[Source data]
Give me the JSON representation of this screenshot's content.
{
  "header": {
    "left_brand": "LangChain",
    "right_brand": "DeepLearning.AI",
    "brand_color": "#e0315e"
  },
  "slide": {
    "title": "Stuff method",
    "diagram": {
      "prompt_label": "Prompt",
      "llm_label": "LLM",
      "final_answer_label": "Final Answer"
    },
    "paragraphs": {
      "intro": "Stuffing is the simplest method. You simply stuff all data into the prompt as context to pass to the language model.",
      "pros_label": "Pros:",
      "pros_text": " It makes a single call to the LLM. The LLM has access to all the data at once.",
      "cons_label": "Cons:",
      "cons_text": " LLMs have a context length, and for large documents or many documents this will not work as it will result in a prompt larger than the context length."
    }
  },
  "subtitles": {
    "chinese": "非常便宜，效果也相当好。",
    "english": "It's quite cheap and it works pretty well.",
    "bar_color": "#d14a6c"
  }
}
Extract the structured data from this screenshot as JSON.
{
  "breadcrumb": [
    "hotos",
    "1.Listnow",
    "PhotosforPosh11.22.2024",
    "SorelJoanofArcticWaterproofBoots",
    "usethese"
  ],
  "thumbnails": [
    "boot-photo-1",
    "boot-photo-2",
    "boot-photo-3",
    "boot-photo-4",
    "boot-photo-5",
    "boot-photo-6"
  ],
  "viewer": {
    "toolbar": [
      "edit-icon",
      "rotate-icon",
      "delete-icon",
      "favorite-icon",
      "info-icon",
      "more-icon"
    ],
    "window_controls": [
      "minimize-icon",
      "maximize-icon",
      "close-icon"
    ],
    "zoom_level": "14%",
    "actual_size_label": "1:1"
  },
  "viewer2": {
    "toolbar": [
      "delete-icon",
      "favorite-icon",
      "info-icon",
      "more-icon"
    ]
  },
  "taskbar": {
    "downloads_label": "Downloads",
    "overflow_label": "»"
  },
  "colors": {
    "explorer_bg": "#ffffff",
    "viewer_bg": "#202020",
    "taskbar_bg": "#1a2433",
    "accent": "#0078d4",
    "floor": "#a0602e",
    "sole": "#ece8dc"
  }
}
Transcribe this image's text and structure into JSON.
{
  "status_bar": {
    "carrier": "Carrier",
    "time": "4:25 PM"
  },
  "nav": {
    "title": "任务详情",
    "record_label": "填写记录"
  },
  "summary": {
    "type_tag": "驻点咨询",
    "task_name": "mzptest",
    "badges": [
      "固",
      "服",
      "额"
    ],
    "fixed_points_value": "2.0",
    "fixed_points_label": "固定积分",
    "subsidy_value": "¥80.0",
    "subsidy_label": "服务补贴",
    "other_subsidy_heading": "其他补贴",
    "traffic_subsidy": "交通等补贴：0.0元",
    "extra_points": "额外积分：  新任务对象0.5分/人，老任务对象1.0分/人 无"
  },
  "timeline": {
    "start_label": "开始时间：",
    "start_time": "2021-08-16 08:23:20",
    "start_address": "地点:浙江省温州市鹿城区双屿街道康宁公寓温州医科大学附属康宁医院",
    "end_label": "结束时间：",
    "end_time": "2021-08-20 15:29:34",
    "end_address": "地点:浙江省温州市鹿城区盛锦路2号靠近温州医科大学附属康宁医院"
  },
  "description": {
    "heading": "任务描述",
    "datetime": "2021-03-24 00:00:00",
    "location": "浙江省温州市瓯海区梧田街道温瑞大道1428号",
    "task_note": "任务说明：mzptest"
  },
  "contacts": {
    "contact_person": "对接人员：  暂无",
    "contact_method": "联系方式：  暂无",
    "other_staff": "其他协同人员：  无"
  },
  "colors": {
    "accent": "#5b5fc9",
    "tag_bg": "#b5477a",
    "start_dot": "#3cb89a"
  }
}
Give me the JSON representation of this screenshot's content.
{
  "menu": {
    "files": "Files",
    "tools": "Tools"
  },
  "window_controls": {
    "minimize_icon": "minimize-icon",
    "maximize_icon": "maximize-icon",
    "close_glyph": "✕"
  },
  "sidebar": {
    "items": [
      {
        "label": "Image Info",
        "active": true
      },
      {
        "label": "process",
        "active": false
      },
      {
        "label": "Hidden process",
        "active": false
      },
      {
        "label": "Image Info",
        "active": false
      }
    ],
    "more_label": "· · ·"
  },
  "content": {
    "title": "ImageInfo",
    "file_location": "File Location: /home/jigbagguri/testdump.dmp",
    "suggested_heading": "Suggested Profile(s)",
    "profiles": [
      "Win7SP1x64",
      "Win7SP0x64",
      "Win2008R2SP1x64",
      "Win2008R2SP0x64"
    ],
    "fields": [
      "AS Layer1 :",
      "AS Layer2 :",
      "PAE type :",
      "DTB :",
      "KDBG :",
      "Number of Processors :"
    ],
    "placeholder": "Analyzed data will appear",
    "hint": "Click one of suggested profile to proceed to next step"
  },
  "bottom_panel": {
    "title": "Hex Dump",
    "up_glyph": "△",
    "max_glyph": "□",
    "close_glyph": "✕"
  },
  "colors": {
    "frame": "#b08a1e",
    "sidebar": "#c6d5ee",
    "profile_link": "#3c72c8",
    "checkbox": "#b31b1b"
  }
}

**Prompt**: Report the number of lines above that contain the word "JSON", and only that number.

**Solution to this exercise**: 4